Gather the lines from the material that contain "this".

Data items
## START

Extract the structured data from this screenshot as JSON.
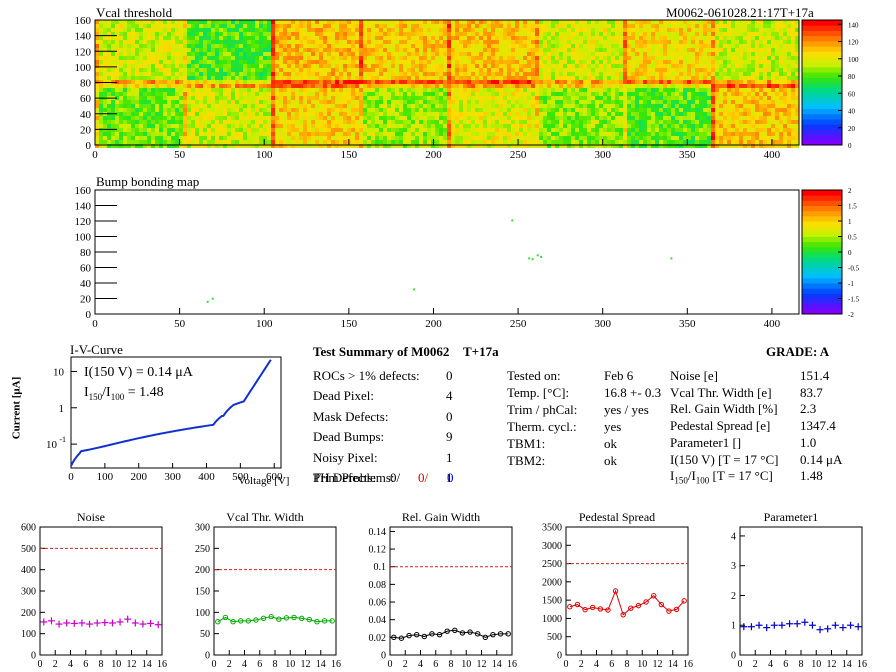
{
  "maps": {
    "vcal": {
      "title": "Vcal threshold",
      "module_label": "M0062-061028.21:17T+17a",
      "xticks": [
        0,
        50,
        100,
        150,
        200,
        250,
        300,
        350,
        400
      ],
      "yticks": [
        0,
        20,
        40,
        60,
        80,
        100,
        120,
        140,
        160
      ],
      "xrange": [
        0,
        416
      ],
      "yrange": [
        0,
        160
      ],
      "scale_ticks": [
        "0",
        "20",
        "40",
        "60",
        "80",
        "100",
        "120",
        "140"
      ],
      "scale_range": [
        0,
        145
      ]
    },
    "bump": {
      "title": "Bump bonding map",
      "xticks": [
        0,
        50,
        100,
        150,
        200,
        250,
        300,
        350,
        400
      ],
      "yticks": [
        0,
        20,
        40,
        60,
        80,
        100,
        120,
        140,
        160
      ],
      "xrange": [
        0,
        416
      ],
      "yrange": [
        0,
        160
      ],
      "scale_ticks": [
        "-2",
        "-1.5",
        "-1",
        "-0.5",
        "0",
        "0.5",
        "1",
        "1.5",
        "2"
      ],
      "scale_range": [
        -2,
        2
      ]
    }
  },
  "iv": {
    "title": "I-V-Curve",
    "ylabel": "Current [μA]",
    "xlabel": "Voltage [V]",
    "i150": "I(150 V) = 0.14 μA",
    "ratio_prefix": "I",
    "ratio_sub1": "150",
    "ratio_slash": "/I",
    "ratio_sub2": "100",
    "ratio_val": "=  1.48",
    "xticks": [
      "0",
      "100",
      "200",
      "300",
      "400",
      "500",
      "600"
    ],
    "yticks": [
      "10",
      "1",
      "10"
    ],
    "ytick_exp": "-1"
  },
  "summary": {
    "title": "Test Summary of M0062",
    "suffix": "T+17a",
    "grade": "GRADE:  A",
    "left": [
      {
        "label": "ROCs > 1% defects:",
        "value": "0"
      },
      {
        "label": "Dead Pixel:",
        "value": "4"
      },
      {
        "label": "Mask Defects:",
        "value": "0"
      },
      {
        "label": "Dead Bumps:",
        "value": "9"
      },
      {
        "label": "Noisy Pixel:",
        "value": "1"
      },
      {
        "label": "Trim Problems:",
        "value": "1"
      }
    ],
    "ph_label": "PH Defects:",
    "ph_v1": "0/",
    "ph_v2": "0/",
    "ph_v3": "0",
    "mid": [
      {
        "label": "Tested on:",
        "value": "Feb 6"
      },
      {
        "label": "Temp. [°C]:",
        "value": "16.8 +- 0.3"
      },
      {
        "label": "Trim / phCal:",
        "value": "yes / yes"
      },
      {
        "label": "Therm. cycl.:",
        "value": "yes"
      },
      {
        "label": "TBM1:",
        "value": "ok"
      },
      {
        "label": "TBM2:",
        "value": "ok"
      }
    ],
    "right": [
      {
        "label": "Noise [e]",
        "value": "151.4"
      },
      {
        "label": "Vcal Thr. Width [e]",
        "value": "83.7"
      },
      {
        "label": "Rel. Gain Width [%]",
        "value": "2.3"
      },
      {
        "label": "Pedestal Spread [e]",
        "value": "1347.4"
      },
      {
        "label": "Parameter1 []",
        "value": "1.0"
      },
      {
        "label": "I(150 V) [T = 17 °C]",
        "value": "0.14 μA"
      }
    ],
    "ratio_row": {
      "p1": "I",
      "s1": "150",
      "p2": "/I",
      "s2": "100",
      "rest": "  [T = 17 °C]",
      "value": "1.48"
    }
  },
  "chart_data": [
    {
      "type": "scatter",
      "title": "Noise",
      "color": "#cc00cc",
      "x": [
        0,
        1,
        2,
        3,
        4,
        5,
        6,
        7,
        8,
        9,
        10,
        11,
        12,
        13,
        14,
        15
      ],
      "values": [
        155,
        160,
        145,
        150,
        148,
        150,
        145,
        150,
        152,
        150,
        155,
        168,
        150,
        145,
        148,
        142
      ],
      "ylim": [
        0,
        600
      ],
      "yticks": [
        "0",
        "100",
        "200",
        "300",
        "400",
        "500",
        "600"
      ],
      "limit": 500
    },
    {
      "type": "line",
      "title": "Vcal Thr. Width",
      "color": "#00aa00",
      "x": [
        0,
        1,
        2,
        3,
        4,
        5,
        6,
        7,
        8,
        9,
        10,
        11,
        12,
        13,
        14,
        15
      ],
      "values": [
        78,
        88,
        78,
        80,
        80,
        82,
        86,
        90,
        84,
        87,
        88,
        86,
        83,
        78,
        80,
        80
      ],
      "ylim": [
        0,
        300
      ],
      "yticks": [
        "0",
        "50",
        "100",
        "150",
        "200",
        "250",
        "300"
      ],
      "limit": 200
    },
    {
      "type": "line",
      "title": "Rel. Gain Width",
      "color": "#000000",
      "x": [
        0,
        1,
        2,
        3,
        4,
        5,
        6,
        7,
        8,
        9,
        10,
        11,
        12,
        13,
        14,
        15
      ],
      "values": [
        0.02,
        0.019,
        0.022,
        0.023,
        0.021,
        0.024,
        0.023,
        0.027,
        0.028,
        0.025,
        0.026,
        0.024,
        0.02,
        0.023,
        0.024,
        0.024
      ],
      "ylim": [
        0,
        0.145
      ],
      "yticks": [
        "0",
        "0.02",
        "0.04",
        "0.06",
        "0.08",
        "0.1",
        "0.12",
        "0.14"
      ],
      "limit": 0.1
    },
    {
      "type": "line",
      "title": "Pedestal Spread",
      "color": "#dd0000",
      "x": [
        0,
        1,
        2,
        3,
        4,
        5,
        6,
        7,
        8,
        9,
        10,
        11,
        12,
        13,
        14,
        15
      ],
      "values": [
        1320,
        1380,
        1240,
        1300,
        1260,
        1230,
        1750,
        1100,
        1280,
        1350,
        1450,
        1620,
        1380,
        1200,
        1250,
        1480
      ],
      "ylim": [
        0,
        3500
      ],
      "yticks": [
        "0",
        "500",
        "1000",
        "1500",
        "2000",
        "2500",
        "3000",
        "3500"
      ],
      "limit": 2500
    },
    {
      "type": "scatter",
      "title": "Parameter1",
      "color": "#0000cc",
      "x": [
        0,
        1,
        2,
        3,
        4,
        5,
        6,
        7,
        8,
        9,
        10,
        11,
        12,
        13,
        14,
        15
      ],
      "values": [
        0.95,
        0.95,
        1.0,
        0.92,
        1.0,
        1.0,
        1.05,
        1.05,
        1.1,
        1.0,
        0.85,
        0.88,
        1.0,
        0.92,
        1.0,
        0.95
      ],
      "ylim": [
        0,
        4.3
      ],
      "yticks": [
        "0",
        "1",
        "2",
        "3",
        "4"
      ],
      "limit": null
    }
  ],
  "xticks_small": [
    "0",
    "2",
    "4",
    "6",
    "8",
    "10",
    "12",
    "14",
    "16"
  ]
}
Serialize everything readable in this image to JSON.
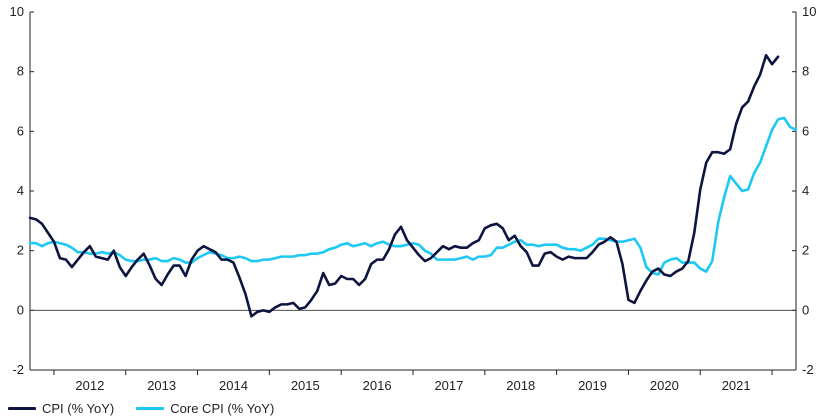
{
  "chart_data": {
    "type": "line",
    "title": "",
    "xlabel": "",
    "ylabel": "",
    "ylim": [
      -2,
      10
    ],
    "yticks": [
      -2,
      0,
      2,
      4,
      6,
      8,
      10
    ],
    "ytick_labels": [
      "-2",
      "0",
      "2",
      "4",
      "6",
      "8",
      "10"
    ],
    "x_range": [
      "2011-09",
      "2022-05"
    ],
    "x_tick_labels": [
      "2012",
      "2013",
      "2014",
      "2015",
      "2016",
      "2017",
      "2018",
      "2019",
      "2020",
      "2021"
    ],
    "secondary_axis": "right (same scale)",
    "zero_line": true,
    "grid": false,
    "legend_position": "bottom-left",
    "series": [
      {
        "name": "CPI (% YoY)",
        "color": "#0d1440",
        "points": [
          [
            "2011-09",
            3.1
          ],
          [
            "2011-10",
            3.05
          ],
          [
            "2011-11",
            2.9
          ],
          [
            "2011-12",
            2.6
          ],
          [
            "2012-01",
            2.3
          ],
          [
            "2012-02",
            1.75
          ],
          [
            "2012-03",
            1.7
          ],
          [
            "2012-04",
            1.45
          ],
          [
            "2012-05",
            1.7
          ],
          [
            "2012-06",
            1.95
          ],
          [
            "2012-07",
            2.15
          ],
          [
            "2012-08",
            1.8
          ],
          [
            "2012-09",
            1.75
          ],
          [
            "2012-10",
            1.7
          ],
          [
            "2012-11",
            2.0
          ],
          [
            "2012-12",
            1.45
          ],
          [
            "2013-01",
            1.15
          ],
          [
            "2013-02",
            1.45
          ],
          [
            "2013-03",
            1.7
          ],
          [
            "2013-04",
            1.9
          ],
          [
            "2013-05",
            1.5
          ],
          [
            "2013-06",
            1.05
          ],
          [
            "2013-07",
            0.85
          ],
          [
            "2013-08",
            1.2
          ],
          [
            "2013-09",
            1.5
          ],
          [
            "2013-10",
            1.5
          ],
          [
            "2013-11",
            1.15
          ],
          [
            "2013-12",
            1.7
          ],
          [
            "2014-01",
            2.0
          ],
          [
            "2014-02",
            2.15
          ],
          [
            "2014-03",
            2.05
          ],
          [
            "2014-04",
            1.95
          ],
          [
            "2014-05",
            1.7
          ],
          [
            "2014-06",
            1.7
          ],
          [
            "2014-07",
            1.6
          ],
          [
            "2014-08",
            1.1
          ],
          [
            "2014-09",
            0.55
          ],
          [
            "2014-10",
            -0.2
          ],
          [
            "2014-11",
            -0.05
          ],
          [
            "2014-12",
            0.0
          ],
          [
            "2015-01",
            -0.05
          ],
          [
            "2015-02",
            0.1
          ],
          [
            "2015-03",
            0.2
          ],
          [
            "2015-04",
            0.2
          ],
          [
            "2015-05",
            0.25
          ],
          [
            "2015-06",
            0.05
          ],
          [
            "2015-07",
            0.1
          ],
          [
            "2015-08",
            0.35
          ],
          [
            "2015-09",
            0.65
          ],
          [
            "2015-10",
            1.25
          ],
          [
            "2015-11",
            0.85
          ],
          [
            "2015-12",
            0.9
          ],
          [
            "2016-01",
            1.15
          ],
          [
            "2016-02",
            1.05
          ],
          [
            "2016-03",
            1.05
          ],
          [
            "2016-04",
            0.85
          ],
          [
            "2016-05",
            1.05
          ],
          [
            "2016-06",
            1.55
          ],
          [
            "2016-07",
            1.7
          ],
          [
            "2016-08",
            1.7
          ],
          [
            "2016-09",
            2.05
          ],
          [
            "2016-10",
            2.55
          ],
          [
            "2016-11",
            2.8
          ],
          [
            "2016-12",
            2.35
          ],
          [
            "2017-01",
            2.1
          ],
          [
            "2017-02",
            1.85
          ],
          [
            "2017-03",
            1.65
          ],
          [
            "2017-04",
            1.75
          ],
          [
            "2017-05",
            1.95
          ],
          [
            "2017-06",
            2.15
          ],
          [
            "2017-07",
            2.05
          ],
          [
            "2017-08",
            2.15
          ],
          [
            "2017-09",
            2.1
          ],
          [
            "2017-10",
            2.1
          ],
          [
            "2017-11",
            2.25
          ],
          [
            "2017-12",
            2.35
          ],
          [
            "2018-01",
            2.75
          ],
          [
            "2018-02",
            2.85
          ],
          [
            "2018-03",
            2.9
          ],
          [
            "2018-04",
            2.75
          ],
          [
            "2018-05",
            2.35
          ],
          [
            "2018-06",
            2.5
          ],
          [
            "2018-07",
            2.15
          ],
          [
            "2018-08",
            1.95
          ],
          [
            "2018-09",
            1.5
          ],
          [
            "2018-10",
            1.5
          ],
          [
            "2018-11",
            1.9
          ],
          [
            "2018-12",
            1.95
          ],
          [
            "2019-01",
            1.8
          ],
          [
            "2019-02",
            1.7
          ],
          [
            "2019-03",
            1.8
          ],
          [
            "2019-04",
            1.75
          ],
          [
            "2019-05",
            1.75
          ],
          [
            "2019-06",
            1.75
          ],
          [
            "2019-07",
            1.95
          ],
          [
            "2019-08",
            2.2
          ],
          [
            "2019-09",
            2.3
          ],
          [
            "2019-10",
            2.45
          ],
          [
            "2019-11",
            2.3
          ],
          [
            "2019-12",
            1.55
          ],
          [
            "2020-01",
            0.35
          ],
          [
            "2020-02",
            0.25
          ],
          [
            "2020-03",
            0.65
          ],
          [
            "2020-04",
            1.0
          ],
          [
            "2020-05",
            1.3
          ],
          [
            "2020-06",
            1.4
          ],
          [
            "2020-07",
            1.2
          ],
          [
            "2020-08",
            1.15
          ],
          [
            "2020-09",
            1.3
          ],
          [
            "2020-10",
            1.4
          ],
          [
            "2020-11",
            1.65
          ],
          [
            "2020-12",
            2.6
          ],
          [
            "2021-01",
            4.05
          ],
          [
            "2021-02",
            4.95
          ],
          [
            "2021-03",
            5.3
          ],
          [
            "2021-04",
            5.3
          ],
          [
            "2021-05",
            5.25
          ],
          [
            "2021-06",
            5.4
          ],
          [
            "2021-07",
            6.25
          ],
          [
            "2021-08",
            6.8
          ],
          [
            "2021-09",
            7.0
          ],
          [
            "2021-10",
            7.5
          ],
          [
            "2021-11",
            7.9
          ],
          [
            "2021-12",
            8.55
          ],
          [
            "2022-01",
            8.25
          ],
          [
            "2022-02",
            8.5
          ]
        ]
      },
      {
        "name": "Core CPI (% YoY)",
        "color": "#1ec8f5",
        "points": [
          [
            "2011-09",
            2.25
          ],
          [
            "2011-10",
            2.25
          ],
          [
            "2011-11",
            2.15
          ],
          [
            "2011-12",
            2.25
          ],
          [
            "2012-01",
            2.3
          ],
          [
            "2012-02",
            2.25
          ],
          [
            "2012-03",
            2.2
          ],
          [
            "2012-04",
            2.1
          ],
          [
            "2012-05",
            1.95
          ],
          [
            "2012-06",
            1.95
          ],
          [
            "2012-07",
            1.9
          ],
          [
            "2012-08",
            1.9
          ],
          [
            "2012-09",
            1.95
          ],
          [
            "2012-10",
            1.9
          ],
          [
            "2012-11",
            1.95
          ],
          [
            "2012-12",
            1.85
          ],
          [
            "2013-01",
            1.7
          ],
          [
            "2013-02",
            1.65
          ],
          [
            "2013-03",
            1.65
          ],
          [
            "2013-04",
            1.7
          ],
          [
            "2013-05",
            1.7
          ],
          [
            "2013-06",
            1.75
          ],
          [
            "2013-07",
            1.65
          ],
          [
            "2013-08",
            1.65
          ],
          [
            "2013-09",
            1.75
          ],
          [
            "2013-10",
            1.7
          ],
          [
            "2013-11",
            1.6
          ],
          [
            "2013-12",
            1.6
          ],
          [
            "2014-01",
            1.75
          ],
          [
            "2014-02",
            1.85
          ],
          [
            "2014-03",
            1.95
          ],
          [
            "2014-04",
            1.9
          ],
          [
            "2014-05",
            1.85
          ],
          [
            "2014-06",
            1.75
          ],
          [
            "2014-07",
            1.75
          ],
          [
            "2014-08",
            1.8
          ],
          [
            "2014-09",
            1.75
          ],
          [
            "2014-10",
            1.65
          ],
          [
            "2014-11",
            1.65
          ],
          [
            "2014-12",
            1.7
          ],
          [
            "2015-01",
            1.7
          ],
          [
            "2015-02",
            1.75
          ],
          [
            "2015-03",
            1.8
          ],
          [
            "2015-04",
            1.8
          ],
          [
            "2015-05",
            1.8
          ],
          [
            "2015-06",
            1.85
          ],
          [
            "2015-07",
            1.85
          ],
          [
            "2015-08",
            1.9
          ],
          [
            "2015-09",
            1.9
          ],
          [
            "2015-10",
            1.95
          ],
          [
            "2015-11",
            2.05
          ],
          [
            "2015-12",
            2.1
          ],
          [
            "2016-01",
            2.2
          ],
          [
            "2016-02",
            2.25
          ],
          [
            "2016-03",
            2.15
          ],
          [
            "2016-04",
            2.2
          ],
          [
            "2016-05",
            2.25
          ],
          [
            "2016-06",
            2.15
          ],
          [
            "2016-07",
            2.25
          ],
          [
            "2016-08",
            2.3
          ],
          [
            "2016-09",
            2.2
          ],
          [
            "2016-10",
            2.15
          ],
          [
            "2016-11",
            2.15
          ],
          [
            "2016-12",
            2.2
          ],
          [
            "2017-01",
            2.25
          ],
          [
            "2017-02",
            2.2
          ],
          [
            "2017-03",
            2.0
          ],
          [
            "2017-04",
            1.9
          ],
          [
            "2017-05",
            1.7
          ],
          [
            "2017-06",
            1.7
          ],
          [
            "2017-07",
            1.7
          ],
          [
            "2017-08",
            1.7
          ],
          [
            "2017-09",
            1.75
          ],
          [
            "2017-10",
            1.8
          ],
          [
            "2017-11",
            1.7
          ],
          [
            "2017-12",
            1.8
          ],
          [
            "2018-01",
            1.8
          ],
          [
            "2018-02",
            1.85
          ],
          [
            "2018-03",
            2.1
          ],
          [
            "2018-04",
            2.1
          ],
          [
            "2018-05",
            2.2
          ],
          [
            "2018-06",
            2.3
          ],
          [
            "2018-07",
            2.35
          ],
          [
            "2018-08",
            2.2
          ],
          [
            "2018-09",
            2.2
          ],
          [
            "2018-10",
            2.15
          ],
          [
            "2018-11",
            2.2
          ],
          [
            "2018-12",
            2.2
          ],
          [
            "2019-01",
            2.2
          ],
          [
            "2019-02",
            2.1
          ],
          [
            "2019-03",
            2.05
          ],
          [
            "2019-04",
            2.05
          ],
          [
            "2019-05",
            2.0
          ],
          [
            "2019-06",
            2.1
          ],
          [
            "2019-07",
            2.2
          ],
          [
            "2019-08",
            2.4
          ],
          [
            "2019-09",
            2.4
          ],
          [
            "2019-10",
            2.35
          ],
          [
            "2019-11",
            2.3
          ],
          [
            "2019-12",
            2.3
          ],
          [
            "2020-01",
            2.35
          ],
          [
            "2020-02",
            2.4
          ],
          [
            "2020-03",
            2.1
          ],
          [
            "2020-04",
            1.45
          ],
          [
            "2020-05",
            1.25
          ],
          [
            "2020-06",
            1.2
          ],
          [
            "2020-07",
            1.6
          ],
          [
            "2020-08",
            1.7
          ],
          [
            "2020-09",
            1.75
          ],
          [
            "2020-10",
            1.6
          ],
          [
            "2020-11",
            1.6
          ],
          [
            "2020-12",
            1.6
          ],
          [
            "2021-01",
            1.4
          ],
          [
            "2021-02",
            1.3
          ],
          [
            "2021-03",
            1.65
          ],
          [
            "2021-04",
            2.95
          ],
          [
            "2021-05",
            3.8
          ],
          [
            "2021-06",
            4.5
          ],
          [
            "2021-07",
            4.25
          ],
          [
            "2021-08",
            4.0
          ],
          [
            "2021-09",
            4.05
          ],
          [
            "2021-10",
            4.6
          ],
          [
            "2021-11",
            4.95
          ],
          [
            "2021-12",
            5.5
          ],
          [
            "2022-01",
            6.05
          ],
          [
            "2022-02",
            6.4
          ],
          [
            "2022-03",
            6.45
          ],
          [
            "2022-04",
            6.15
          ],
          [
            "2022-05",
            6.05
          ]
        ]
      }
    ]
  }
}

## END

Task response
Extract the structured data from this screenshot as JSON.
Serialize everything readable in this image to JSON.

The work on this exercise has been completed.